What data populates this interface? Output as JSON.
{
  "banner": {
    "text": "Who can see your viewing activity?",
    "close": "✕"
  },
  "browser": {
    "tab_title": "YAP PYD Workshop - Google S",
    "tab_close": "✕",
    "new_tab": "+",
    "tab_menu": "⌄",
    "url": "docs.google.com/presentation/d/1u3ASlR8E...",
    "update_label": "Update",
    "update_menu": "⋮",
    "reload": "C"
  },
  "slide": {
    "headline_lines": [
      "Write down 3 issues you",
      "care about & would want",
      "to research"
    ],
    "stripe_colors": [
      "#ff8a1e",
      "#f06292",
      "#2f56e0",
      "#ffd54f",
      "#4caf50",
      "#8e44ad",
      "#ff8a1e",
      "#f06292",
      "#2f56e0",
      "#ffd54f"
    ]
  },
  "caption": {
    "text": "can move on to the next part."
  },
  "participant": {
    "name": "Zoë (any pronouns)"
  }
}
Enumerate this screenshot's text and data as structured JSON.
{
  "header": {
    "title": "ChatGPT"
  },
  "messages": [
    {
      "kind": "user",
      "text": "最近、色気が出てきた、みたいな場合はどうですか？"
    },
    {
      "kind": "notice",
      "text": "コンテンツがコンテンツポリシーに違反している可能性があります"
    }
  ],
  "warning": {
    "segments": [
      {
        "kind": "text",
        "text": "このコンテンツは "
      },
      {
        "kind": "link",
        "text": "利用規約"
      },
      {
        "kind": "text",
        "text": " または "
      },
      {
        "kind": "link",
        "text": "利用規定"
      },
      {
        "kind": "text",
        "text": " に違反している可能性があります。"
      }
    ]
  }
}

※ ※ ※

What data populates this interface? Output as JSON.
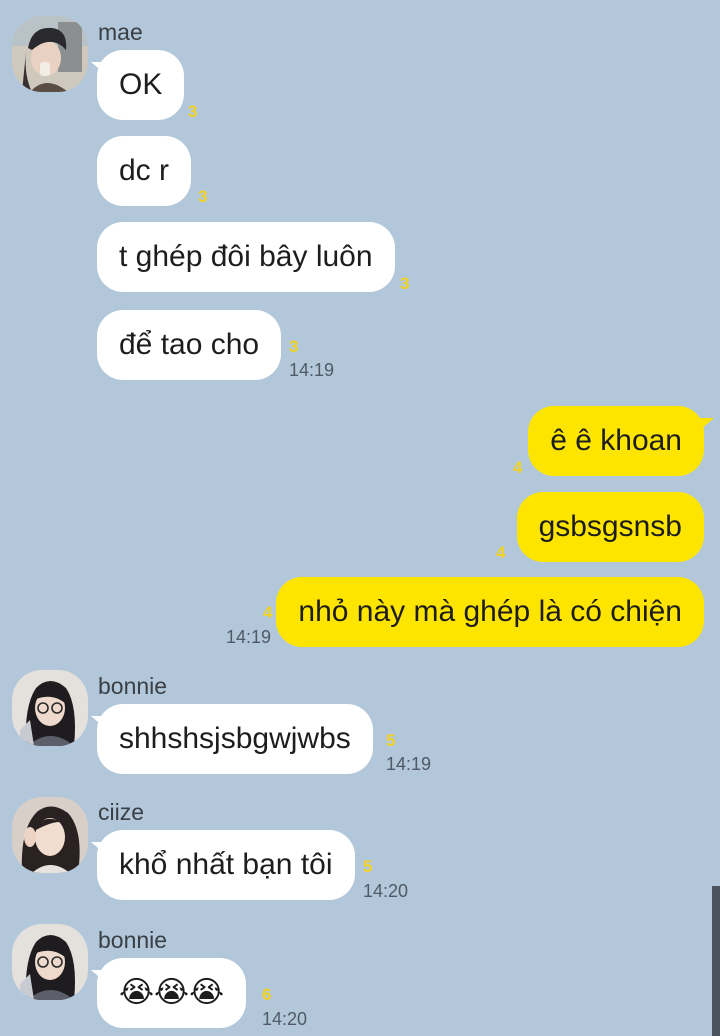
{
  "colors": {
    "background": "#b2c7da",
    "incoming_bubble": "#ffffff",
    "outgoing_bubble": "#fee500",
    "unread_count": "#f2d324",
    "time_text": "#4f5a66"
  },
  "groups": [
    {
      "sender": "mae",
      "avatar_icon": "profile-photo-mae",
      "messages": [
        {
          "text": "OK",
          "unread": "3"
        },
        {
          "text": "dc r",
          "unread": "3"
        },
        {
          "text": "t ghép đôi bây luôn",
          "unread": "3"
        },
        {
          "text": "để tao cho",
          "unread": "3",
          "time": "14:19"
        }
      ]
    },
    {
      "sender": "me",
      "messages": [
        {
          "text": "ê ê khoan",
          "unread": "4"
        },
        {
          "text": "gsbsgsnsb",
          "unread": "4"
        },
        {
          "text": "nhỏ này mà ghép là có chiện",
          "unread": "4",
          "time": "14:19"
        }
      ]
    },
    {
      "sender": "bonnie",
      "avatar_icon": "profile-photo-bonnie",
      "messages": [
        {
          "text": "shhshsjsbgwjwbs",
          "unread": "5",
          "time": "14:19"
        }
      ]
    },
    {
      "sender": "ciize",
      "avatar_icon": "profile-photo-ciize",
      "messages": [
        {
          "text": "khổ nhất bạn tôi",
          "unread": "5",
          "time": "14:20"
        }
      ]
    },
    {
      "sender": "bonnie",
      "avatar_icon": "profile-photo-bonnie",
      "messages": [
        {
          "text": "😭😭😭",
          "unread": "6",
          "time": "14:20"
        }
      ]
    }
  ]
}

※ ※ ※

Exercise task: Copy every line in the entries above that has the string "sender" in it.

Reply:
      "sender": "mae",
      "sender": "me",
      "sender": "bonnie",
      "sender": "ciize",
      "sender": "bonnie",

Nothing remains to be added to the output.